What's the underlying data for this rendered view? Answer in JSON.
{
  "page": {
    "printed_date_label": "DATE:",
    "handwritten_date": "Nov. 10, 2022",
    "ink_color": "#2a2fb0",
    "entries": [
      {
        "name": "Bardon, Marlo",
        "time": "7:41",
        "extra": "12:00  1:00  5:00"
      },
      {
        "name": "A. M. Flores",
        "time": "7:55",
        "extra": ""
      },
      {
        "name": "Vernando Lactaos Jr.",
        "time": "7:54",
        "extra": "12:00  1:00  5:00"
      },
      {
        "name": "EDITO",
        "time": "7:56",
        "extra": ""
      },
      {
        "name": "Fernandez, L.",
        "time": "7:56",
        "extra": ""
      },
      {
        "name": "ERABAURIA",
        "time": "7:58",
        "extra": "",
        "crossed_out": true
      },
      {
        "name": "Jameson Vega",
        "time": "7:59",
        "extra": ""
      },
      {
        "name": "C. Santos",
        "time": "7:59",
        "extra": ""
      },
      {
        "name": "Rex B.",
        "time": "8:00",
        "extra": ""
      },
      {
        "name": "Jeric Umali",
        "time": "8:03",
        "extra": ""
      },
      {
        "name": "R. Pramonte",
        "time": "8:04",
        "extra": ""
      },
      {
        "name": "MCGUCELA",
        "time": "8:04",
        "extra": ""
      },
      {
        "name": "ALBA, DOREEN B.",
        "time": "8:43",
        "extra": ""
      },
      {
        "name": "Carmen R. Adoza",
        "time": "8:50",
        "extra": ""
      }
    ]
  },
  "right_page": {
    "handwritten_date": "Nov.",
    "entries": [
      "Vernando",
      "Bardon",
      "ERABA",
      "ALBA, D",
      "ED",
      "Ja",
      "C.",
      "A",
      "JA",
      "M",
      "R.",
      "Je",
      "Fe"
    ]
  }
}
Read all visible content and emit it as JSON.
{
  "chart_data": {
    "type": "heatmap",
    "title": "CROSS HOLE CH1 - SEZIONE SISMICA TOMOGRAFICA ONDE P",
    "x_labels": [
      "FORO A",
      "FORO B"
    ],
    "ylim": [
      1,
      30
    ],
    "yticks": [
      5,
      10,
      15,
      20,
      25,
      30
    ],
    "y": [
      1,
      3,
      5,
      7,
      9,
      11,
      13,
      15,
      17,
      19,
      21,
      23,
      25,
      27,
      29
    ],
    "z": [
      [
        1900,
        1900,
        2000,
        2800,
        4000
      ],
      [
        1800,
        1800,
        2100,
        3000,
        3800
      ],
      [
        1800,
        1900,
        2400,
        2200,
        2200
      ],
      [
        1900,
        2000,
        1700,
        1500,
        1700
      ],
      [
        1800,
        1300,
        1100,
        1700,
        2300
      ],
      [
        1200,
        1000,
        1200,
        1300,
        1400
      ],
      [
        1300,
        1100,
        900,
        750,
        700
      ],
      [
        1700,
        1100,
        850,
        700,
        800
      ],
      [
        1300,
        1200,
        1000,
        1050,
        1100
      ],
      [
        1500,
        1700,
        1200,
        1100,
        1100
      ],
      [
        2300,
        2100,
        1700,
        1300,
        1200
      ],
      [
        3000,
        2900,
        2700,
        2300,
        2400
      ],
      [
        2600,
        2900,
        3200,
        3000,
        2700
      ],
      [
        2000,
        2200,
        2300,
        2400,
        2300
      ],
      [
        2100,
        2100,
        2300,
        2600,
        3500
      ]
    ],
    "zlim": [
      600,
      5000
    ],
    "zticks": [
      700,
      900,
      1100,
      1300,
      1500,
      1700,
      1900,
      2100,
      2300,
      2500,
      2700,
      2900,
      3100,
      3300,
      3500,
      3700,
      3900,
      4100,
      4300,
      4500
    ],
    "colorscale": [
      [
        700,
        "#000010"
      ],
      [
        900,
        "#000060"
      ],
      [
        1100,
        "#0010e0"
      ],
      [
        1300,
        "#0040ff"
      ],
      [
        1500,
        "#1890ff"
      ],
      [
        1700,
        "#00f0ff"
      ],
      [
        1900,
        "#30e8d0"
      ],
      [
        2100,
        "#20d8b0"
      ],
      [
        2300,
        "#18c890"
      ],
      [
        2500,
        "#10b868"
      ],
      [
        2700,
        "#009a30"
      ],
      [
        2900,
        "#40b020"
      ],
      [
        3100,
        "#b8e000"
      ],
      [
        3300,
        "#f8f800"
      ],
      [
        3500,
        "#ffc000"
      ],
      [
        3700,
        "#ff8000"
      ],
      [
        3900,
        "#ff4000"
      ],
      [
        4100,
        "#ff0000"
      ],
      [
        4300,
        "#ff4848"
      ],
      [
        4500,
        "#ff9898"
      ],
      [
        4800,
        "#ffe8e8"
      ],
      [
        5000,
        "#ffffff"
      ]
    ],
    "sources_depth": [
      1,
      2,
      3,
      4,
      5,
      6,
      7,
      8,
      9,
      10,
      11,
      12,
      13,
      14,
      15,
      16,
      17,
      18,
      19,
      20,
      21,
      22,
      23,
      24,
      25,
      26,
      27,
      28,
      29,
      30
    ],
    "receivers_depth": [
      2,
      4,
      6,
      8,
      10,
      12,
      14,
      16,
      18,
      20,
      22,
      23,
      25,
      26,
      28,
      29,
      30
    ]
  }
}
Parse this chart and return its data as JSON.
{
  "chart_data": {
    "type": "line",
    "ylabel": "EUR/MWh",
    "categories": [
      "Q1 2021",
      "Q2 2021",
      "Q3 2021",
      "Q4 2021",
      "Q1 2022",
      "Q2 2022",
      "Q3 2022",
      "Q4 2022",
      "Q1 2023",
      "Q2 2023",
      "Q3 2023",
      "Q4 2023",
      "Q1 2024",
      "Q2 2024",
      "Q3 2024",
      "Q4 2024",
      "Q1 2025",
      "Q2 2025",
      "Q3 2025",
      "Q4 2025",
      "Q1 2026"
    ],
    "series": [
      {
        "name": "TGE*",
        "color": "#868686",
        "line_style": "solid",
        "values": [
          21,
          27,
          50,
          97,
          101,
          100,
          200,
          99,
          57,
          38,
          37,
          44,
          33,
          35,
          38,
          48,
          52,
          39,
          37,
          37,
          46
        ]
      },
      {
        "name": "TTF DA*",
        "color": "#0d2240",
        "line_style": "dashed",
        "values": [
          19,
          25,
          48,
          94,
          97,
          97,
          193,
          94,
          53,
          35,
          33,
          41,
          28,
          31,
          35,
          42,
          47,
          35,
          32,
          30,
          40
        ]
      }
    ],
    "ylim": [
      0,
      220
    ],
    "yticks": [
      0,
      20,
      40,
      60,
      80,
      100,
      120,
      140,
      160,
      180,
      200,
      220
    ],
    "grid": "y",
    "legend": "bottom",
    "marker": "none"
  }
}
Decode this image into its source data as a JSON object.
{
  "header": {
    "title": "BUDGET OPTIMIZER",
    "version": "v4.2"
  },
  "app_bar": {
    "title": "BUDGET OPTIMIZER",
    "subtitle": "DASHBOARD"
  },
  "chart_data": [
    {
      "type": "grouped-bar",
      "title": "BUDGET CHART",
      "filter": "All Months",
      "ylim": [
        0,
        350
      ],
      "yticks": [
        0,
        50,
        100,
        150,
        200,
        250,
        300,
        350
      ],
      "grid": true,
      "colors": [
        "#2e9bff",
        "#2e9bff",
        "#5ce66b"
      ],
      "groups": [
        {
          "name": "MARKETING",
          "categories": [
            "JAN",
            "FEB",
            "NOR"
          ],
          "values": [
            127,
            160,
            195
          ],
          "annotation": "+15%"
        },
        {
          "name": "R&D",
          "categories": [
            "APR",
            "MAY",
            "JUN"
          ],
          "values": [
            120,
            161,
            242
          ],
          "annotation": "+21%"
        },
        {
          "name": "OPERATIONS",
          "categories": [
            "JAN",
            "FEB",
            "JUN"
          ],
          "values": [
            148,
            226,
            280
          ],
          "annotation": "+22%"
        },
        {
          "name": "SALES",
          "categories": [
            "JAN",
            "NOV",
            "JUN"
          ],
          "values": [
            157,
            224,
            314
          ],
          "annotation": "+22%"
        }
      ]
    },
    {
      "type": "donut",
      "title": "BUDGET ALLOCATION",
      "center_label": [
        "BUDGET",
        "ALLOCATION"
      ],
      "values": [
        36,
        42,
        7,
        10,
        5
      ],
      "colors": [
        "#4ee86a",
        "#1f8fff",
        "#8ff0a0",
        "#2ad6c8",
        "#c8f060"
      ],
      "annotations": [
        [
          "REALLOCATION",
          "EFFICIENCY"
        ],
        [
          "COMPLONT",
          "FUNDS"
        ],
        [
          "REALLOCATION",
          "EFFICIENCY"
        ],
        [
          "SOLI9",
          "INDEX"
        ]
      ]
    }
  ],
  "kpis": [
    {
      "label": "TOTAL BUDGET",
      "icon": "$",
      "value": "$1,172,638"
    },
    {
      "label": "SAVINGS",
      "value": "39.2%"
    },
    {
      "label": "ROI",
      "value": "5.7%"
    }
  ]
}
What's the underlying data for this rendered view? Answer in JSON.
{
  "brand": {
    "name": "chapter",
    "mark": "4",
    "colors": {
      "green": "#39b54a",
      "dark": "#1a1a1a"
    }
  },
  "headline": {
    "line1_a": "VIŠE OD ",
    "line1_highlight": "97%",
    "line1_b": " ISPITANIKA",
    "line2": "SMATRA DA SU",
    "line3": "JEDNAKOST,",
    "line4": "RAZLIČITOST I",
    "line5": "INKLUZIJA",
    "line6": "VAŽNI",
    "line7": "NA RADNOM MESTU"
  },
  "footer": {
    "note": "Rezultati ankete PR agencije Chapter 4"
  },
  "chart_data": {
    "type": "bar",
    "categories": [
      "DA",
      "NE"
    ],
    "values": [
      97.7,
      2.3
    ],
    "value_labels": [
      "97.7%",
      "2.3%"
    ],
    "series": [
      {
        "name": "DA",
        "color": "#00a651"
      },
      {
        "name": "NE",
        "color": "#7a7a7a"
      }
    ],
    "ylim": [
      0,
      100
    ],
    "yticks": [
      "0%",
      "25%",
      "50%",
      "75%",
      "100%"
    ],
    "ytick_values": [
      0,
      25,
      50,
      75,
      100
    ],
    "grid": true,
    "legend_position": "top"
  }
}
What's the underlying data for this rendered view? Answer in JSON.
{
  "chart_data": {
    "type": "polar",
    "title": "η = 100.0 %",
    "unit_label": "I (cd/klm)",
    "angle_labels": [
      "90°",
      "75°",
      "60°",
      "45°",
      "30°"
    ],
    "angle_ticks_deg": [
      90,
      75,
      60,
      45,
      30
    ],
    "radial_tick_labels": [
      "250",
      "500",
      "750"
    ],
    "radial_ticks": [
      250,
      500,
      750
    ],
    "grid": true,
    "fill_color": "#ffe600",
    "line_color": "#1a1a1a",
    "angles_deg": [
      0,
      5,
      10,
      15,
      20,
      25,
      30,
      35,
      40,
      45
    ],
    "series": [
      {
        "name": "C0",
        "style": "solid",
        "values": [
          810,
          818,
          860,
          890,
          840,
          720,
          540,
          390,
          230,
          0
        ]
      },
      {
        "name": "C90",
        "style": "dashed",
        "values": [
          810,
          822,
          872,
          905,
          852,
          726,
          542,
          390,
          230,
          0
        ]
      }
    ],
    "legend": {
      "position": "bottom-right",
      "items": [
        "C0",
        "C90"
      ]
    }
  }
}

★ ★ ★ ★ ★

Your instructions :: Return a copy of every line that includes the word "true".

Solution to the exercise ::
        "crossed_out": true
      "grid": true,
    "grid": true,
    "grid": true,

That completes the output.